WORK INSTRUCTIONS -
Repeat the data word for word. Do not include the pictures.

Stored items
'''

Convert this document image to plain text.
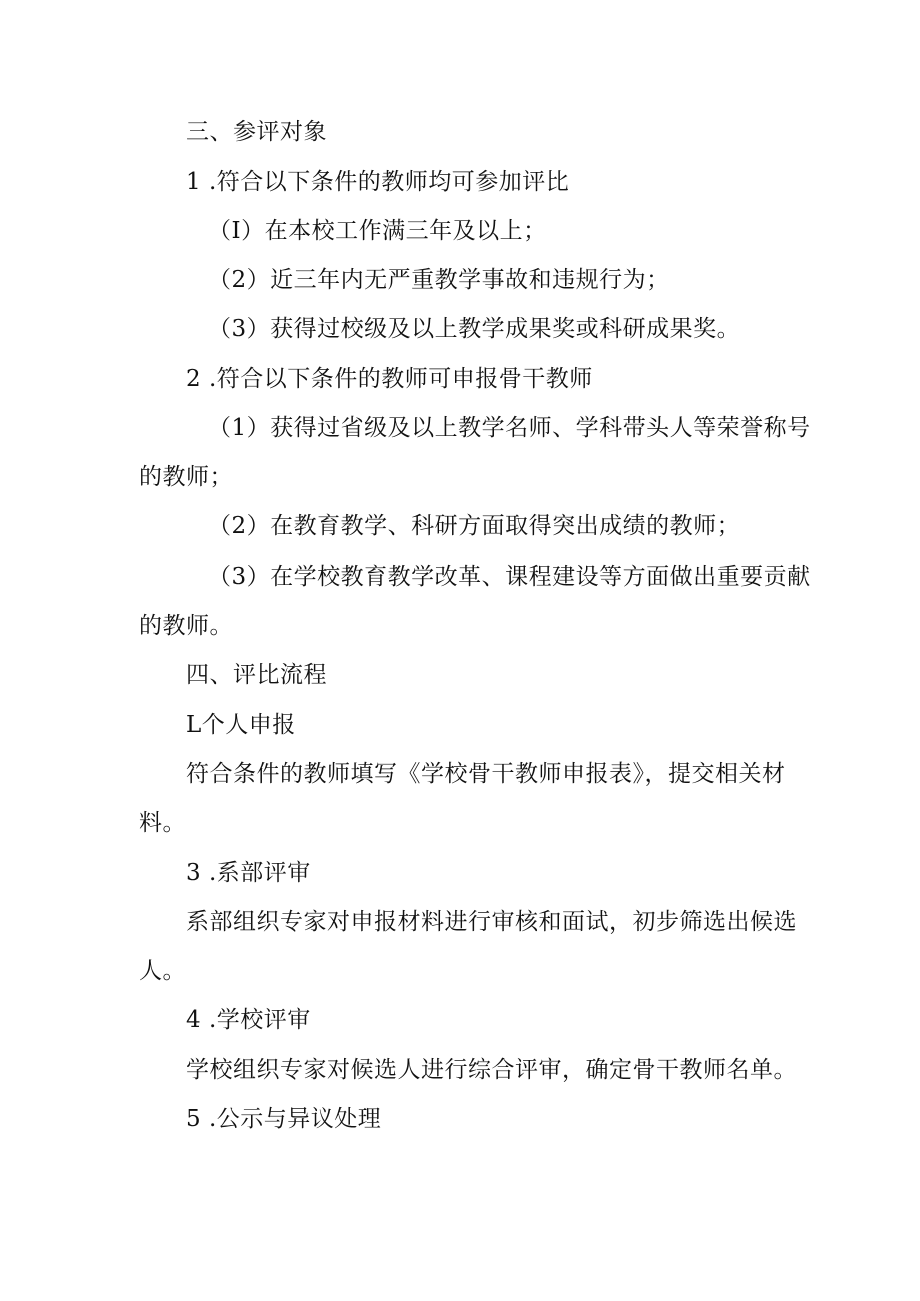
三、参评对象
1 .符合以下条件的教师均可参加评比
（I）在本校工作满三年及以上；
（2）近三年内无严重教学事故和违规行为；
（3）获得过校级及以上教学成果奖或科研成果奖。
2 .符合以下条件的教师可申报骨干教师
（1）获得过省级及以上教学名师、学科带头人等荣誉称号
的教师；
（2）在教育教学、科研方面取得突出成绩的教师；
（3）在学校教育教学改革、课程建设等方面做出重要贡献
的教师。
四、评比流程
L个人申报
符合条件的教师填写《学校骨干教师申报表》，提交相关材
料。
3 .系部评审
系部组织专家对申报材料进行审核和面试，初步筛选出候选
人。
4 .学校评审
学校组织专家对候选人进行综合评审，确定骨干教师名单。
5 .公示与异议处理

'''

FULL RESPONSE -
Convert this document image to plain text.
三、参评对象
1 .符合以下条件的教师均可参加评比
（I）在本校工作满三年及以上；
（2）近三年内无严重教学事故和违规行为；
（3）获得过校级及以上教学成果奖或科研成果奖。
2 .符合以下条件的教师可申报骨干教师
（1）获得过省级及以上教学名师、学科带头人等荣誉称号
的教师；
（2）在教育教学、科研方面取得突出成绩的教师；
（3）在学校教育教学改革、课程建设等方面做出重要贡献
的教师。
四、评比流程
L个人申报
符合条件的教师填写《学校骨干教师申报表》，提交相关材
料。
3 .系部评审
系部组织专家对申报材料进行审核和面试，初步筛选出候选
人。
4 .学校评审
学校组织专家对候选人进行综合评审，确定骨干教师名单。
5 .公示与异议处理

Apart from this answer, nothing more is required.